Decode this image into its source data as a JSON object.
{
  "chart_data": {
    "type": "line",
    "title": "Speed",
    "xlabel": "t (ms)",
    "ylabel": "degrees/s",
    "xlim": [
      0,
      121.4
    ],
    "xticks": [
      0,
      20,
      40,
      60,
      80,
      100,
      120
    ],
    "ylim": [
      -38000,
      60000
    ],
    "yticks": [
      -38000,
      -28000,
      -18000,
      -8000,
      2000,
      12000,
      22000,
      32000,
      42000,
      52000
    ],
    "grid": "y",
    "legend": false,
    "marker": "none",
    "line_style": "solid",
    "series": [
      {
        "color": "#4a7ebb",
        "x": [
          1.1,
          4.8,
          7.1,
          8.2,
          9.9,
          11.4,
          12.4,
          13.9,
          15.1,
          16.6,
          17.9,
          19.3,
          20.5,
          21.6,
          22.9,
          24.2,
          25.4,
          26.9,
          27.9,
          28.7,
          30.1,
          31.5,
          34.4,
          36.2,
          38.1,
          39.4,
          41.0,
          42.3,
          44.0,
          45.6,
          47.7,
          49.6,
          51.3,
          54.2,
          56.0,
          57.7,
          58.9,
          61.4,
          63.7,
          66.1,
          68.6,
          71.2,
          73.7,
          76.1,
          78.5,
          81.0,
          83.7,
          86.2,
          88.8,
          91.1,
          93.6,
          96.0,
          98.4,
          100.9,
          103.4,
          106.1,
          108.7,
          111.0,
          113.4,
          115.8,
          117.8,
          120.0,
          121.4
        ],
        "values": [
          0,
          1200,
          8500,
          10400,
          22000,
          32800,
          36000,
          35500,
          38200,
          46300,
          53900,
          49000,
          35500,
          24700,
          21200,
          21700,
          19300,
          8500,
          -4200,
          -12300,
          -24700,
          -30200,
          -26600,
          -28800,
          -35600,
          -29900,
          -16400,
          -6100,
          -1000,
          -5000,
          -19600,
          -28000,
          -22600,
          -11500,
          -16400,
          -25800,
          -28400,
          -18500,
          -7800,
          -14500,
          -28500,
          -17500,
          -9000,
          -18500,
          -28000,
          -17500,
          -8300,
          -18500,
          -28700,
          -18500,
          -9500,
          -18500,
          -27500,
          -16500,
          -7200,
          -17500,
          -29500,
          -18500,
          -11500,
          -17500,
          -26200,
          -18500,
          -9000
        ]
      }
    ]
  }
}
-.-.-
◆ Instruction:
All of the material above needs to be copied exactly.

◆ The answer:
Decode this image into its source data as a JSON object.
{
  "chart_data": {
    "type": "line",
    "title": "Speed",
    "xlabel": "t (ms)",
    "ylabel": "degrees/s",
    "xlim": [
      0,
      121.4
    ],
    "xticks": [
      0,
      20,
      40,
      60,
      80,
      100,
      120
    ],
    "ylim": [
      -38000,
      60000
    ],
    "yticks": [
      -38000,
      -28000,
      -18000,
      -8000,
      2000,
      12000,
      22000,
      32000,
      42000,
      52000
    ],
    "grid": "y",
    "legend": false,
    "marker": "none",
    "line_style": "solid",
    "series": [
      {
        "color": "#4a7ebb",
        "x": [
          1.1,
          4.8,
          7.1,
          8.2,
          9.9,
          11.4,
          12.4,
          13.9,
          15.1,
          16.6,
          17.9,
          19.3,
          20.5,
          21.6,
          22.9,
          24.2,
          25.4,
          26.9,
          27.9,
          28.7,
          30.1,
          31.5,
          34.4,
          36.2,
          38.1,
          39.4,
          41.0,
          42.3,
          44.0,
          45.6,
          47.7,
          49.6,
          51.3,
          54.2,
          56.0,
          57.7,
          58.9,
          61.4,
          63.7,
          66.1,
          68.6,
          71.2,
          73.7,
          76.1,
          78.5,
          81.0,
          83.7,
          86.2,
          88.8,
          91.1,
          93.6,
          96.0,
          98.4,
          100.9,
          103.4,
          106.1,
          108.7,
          111.0,
          113.4,
          115.8,
          117.8,
          120.0,
          121.4
        ],
        "values": [
          0,
          1200,
          8500,
          10400,
          22000,
          32800,
          36000,
          35500,
          38200,
          46300,
          53900,
          49000,
          35500,
          24700,
          21200,
          21700,
          19300,
          8500,
          -4200,
          -12300,
          -24700,
          -30200,
          -26600,
          -28800,
          -35600,
          -29900,
          -16400,
          -6100,
          -1000,
          -5000,
          -19600,
          -28000,
          -22600,
          -11500,
          -16400,
          -25800,
          -28400,
          -18500,
          -7800,
          -14500,
          -28500,
          -17500,
          -9000,
          -18500,
          -28000,
          -17500,
          -8300,
          -18500,
          -28700,
          -18500,
          -9500,
          -18500,
          -27500,
          -16500,
          -7200,
          -17500,
          -29500,
          -18500,
          -11500,
          -17500,
          -26200,
          -18500,
          -9000
        ]
      }
    ]
  }
}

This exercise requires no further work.